▶ **YOUR GOAL**
What lines of the data include the string "color"? Copy them all.

▶ **ITEMS**

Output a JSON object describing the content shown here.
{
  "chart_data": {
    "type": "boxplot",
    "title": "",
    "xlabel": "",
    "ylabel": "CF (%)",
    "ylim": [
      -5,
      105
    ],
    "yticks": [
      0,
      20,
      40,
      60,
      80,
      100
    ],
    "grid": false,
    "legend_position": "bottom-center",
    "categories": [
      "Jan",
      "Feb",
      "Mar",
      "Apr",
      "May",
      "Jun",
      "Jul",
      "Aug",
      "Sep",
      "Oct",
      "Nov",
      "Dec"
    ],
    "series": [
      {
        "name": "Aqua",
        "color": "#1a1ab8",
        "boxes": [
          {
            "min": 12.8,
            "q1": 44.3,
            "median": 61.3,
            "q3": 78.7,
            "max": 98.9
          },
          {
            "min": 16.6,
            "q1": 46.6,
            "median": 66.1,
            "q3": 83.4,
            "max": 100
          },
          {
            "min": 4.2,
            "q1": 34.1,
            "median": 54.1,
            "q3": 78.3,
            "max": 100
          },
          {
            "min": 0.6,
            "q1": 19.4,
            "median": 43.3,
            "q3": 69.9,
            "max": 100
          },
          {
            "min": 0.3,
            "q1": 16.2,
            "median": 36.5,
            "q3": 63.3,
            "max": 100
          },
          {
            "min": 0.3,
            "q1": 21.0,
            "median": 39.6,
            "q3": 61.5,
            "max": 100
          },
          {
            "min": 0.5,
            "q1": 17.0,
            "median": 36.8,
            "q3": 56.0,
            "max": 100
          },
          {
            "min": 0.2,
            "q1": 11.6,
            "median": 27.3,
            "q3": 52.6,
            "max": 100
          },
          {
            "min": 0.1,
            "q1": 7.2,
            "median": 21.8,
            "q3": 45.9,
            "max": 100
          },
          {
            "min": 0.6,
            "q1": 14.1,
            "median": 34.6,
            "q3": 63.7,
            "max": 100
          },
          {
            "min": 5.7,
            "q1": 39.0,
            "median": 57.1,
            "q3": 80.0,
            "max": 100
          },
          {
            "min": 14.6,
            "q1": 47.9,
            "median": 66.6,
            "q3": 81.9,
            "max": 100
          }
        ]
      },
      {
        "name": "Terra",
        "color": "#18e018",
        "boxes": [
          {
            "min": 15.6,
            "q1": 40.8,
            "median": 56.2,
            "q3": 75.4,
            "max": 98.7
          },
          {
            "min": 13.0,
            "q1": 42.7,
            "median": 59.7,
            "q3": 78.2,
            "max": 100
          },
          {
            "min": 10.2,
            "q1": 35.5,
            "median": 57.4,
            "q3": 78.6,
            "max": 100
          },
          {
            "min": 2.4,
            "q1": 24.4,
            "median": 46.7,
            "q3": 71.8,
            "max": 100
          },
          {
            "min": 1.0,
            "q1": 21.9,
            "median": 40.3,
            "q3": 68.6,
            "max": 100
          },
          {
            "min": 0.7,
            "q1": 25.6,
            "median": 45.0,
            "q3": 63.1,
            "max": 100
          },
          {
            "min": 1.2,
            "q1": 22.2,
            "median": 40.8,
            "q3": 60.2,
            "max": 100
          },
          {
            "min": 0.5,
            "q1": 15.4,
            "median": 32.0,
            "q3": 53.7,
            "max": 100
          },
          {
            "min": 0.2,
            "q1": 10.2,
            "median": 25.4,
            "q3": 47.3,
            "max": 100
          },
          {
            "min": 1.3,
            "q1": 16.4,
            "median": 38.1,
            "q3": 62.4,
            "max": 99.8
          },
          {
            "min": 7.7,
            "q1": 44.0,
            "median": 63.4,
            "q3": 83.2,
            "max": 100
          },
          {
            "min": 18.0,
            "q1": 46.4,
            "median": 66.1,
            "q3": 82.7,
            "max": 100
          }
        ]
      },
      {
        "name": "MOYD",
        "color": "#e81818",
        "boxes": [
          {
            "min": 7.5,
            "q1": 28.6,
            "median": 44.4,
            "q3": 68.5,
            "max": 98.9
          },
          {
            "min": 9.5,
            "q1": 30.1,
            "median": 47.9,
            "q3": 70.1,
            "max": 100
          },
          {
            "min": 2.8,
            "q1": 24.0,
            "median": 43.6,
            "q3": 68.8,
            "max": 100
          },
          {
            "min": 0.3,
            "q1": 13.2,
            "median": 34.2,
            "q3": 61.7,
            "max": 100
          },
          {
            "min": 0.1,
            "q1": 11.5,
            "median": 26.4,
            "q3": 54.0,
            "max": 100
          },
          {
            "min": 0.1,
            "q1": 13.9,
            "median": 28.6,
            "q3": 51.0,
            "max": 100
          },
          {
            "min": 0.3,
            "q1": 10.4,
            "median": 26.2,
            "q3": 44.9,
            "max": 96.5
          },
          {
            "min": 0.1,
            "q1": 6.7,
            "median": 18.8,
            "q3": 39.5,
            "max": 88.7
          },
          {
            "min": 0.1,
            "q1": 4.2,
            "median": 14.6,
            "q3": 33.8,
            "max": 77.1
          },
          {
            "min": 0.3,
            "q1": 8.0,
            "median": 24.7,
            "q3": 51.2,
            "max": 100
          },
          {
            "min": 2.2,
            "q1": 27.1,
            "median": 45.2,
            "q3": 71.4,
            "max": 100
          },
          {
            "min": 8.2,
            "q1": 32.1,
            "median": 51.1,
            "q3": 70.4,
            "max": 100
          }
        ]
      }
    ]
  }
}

▶ **RESPONSE FOR THIS EXERCISE**
        "color": "#1a1ab8",
        "color": "#18e018",
        "color": "#e81818",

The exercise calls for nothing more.